Source data:
** START **

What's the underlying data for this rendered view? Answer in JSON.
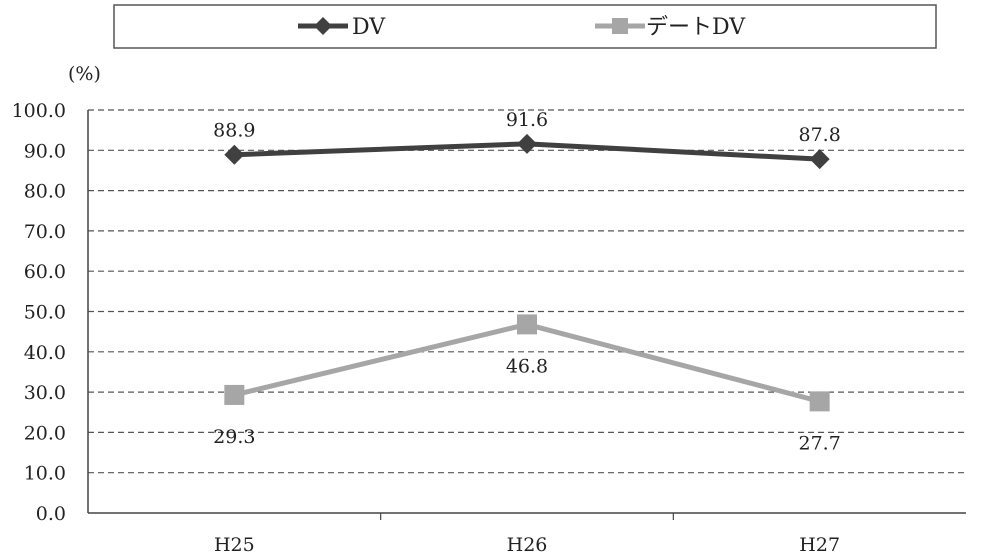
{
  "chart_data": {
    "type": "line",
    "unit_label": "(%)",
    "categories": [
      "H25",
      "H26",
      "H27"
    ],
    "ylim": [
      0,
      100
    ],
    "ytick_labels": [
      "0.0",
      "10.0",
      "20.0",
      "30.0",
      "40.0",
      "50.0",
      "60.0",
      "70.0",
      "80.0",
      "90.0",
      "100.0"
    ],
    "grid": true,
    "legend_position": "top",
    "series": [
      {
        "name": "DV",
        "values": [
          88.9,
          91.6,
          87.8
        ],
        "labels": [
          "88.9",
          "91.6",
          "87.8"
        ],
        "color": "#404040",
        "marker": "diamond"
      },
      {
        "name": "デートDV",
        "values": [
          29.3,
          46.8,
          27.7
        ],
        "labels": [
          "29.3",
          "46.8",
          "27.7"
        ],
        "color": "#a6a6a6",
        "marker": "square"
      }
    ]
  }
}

** END **
** START **

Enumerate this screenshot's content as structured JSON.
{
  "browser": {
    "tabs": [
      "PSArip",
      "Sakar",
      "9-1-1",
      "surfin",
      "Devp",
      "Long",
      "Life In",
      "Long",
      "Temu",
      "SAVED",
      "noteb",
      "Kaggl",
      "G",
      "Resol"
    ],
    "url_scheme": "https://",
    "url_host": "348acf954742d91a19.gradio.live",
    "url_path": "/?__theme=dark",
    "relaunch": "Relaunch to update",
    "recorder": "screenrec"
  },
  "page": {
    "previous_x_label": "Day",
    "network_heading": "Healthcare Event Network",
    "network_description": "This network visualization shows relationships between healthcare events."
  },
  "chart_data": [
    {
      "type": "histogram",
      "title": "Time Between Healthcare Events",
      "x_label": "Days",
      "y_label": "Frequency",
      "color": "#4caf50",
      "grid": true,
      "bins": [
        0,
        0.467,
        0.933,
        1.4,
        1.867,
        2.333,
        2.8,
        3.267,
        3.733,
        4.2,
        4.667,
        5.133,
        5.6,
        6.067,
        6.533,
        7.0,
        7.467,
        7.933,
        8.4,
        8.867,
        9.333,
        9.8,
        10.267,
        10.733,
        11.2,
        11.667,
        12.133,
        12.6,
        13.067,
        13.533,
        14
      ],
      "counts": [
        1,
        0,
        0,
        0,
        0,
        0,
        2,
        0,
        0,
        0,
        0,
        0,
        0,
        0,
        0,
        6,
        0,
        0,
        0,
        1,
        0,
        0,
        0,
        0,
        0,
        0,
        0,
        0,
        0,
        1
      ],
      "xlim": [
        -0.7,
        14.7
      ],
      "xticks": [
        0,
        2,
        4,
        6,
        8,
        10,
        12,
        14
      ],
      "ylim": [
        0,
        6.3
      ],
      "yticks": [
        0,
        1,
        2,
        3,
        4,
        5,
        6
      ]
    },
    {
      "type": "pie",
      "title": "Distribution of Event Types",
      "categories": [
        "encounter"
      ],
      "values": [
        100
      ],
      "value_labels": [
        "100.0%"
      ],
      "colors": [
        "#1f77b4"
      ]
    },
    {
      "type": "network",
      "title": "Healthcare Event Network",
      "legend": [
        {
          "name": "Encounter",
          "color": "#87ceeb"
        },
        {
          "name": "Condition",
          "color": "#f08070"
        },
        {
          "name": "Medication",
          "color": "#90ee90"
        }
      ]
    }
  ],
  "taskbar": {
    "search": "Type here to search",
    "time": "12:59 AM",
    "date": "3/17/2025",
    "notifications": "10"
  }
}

** END **

#### [Stated exercise]
Locate all lines in the listing above with the word "name". Copy them.

#### [Written reply]
        "name": "DV",
        "name": "デートDV",
          "name": "Encounter",
          "name": "Condition",
          "name": "Medication",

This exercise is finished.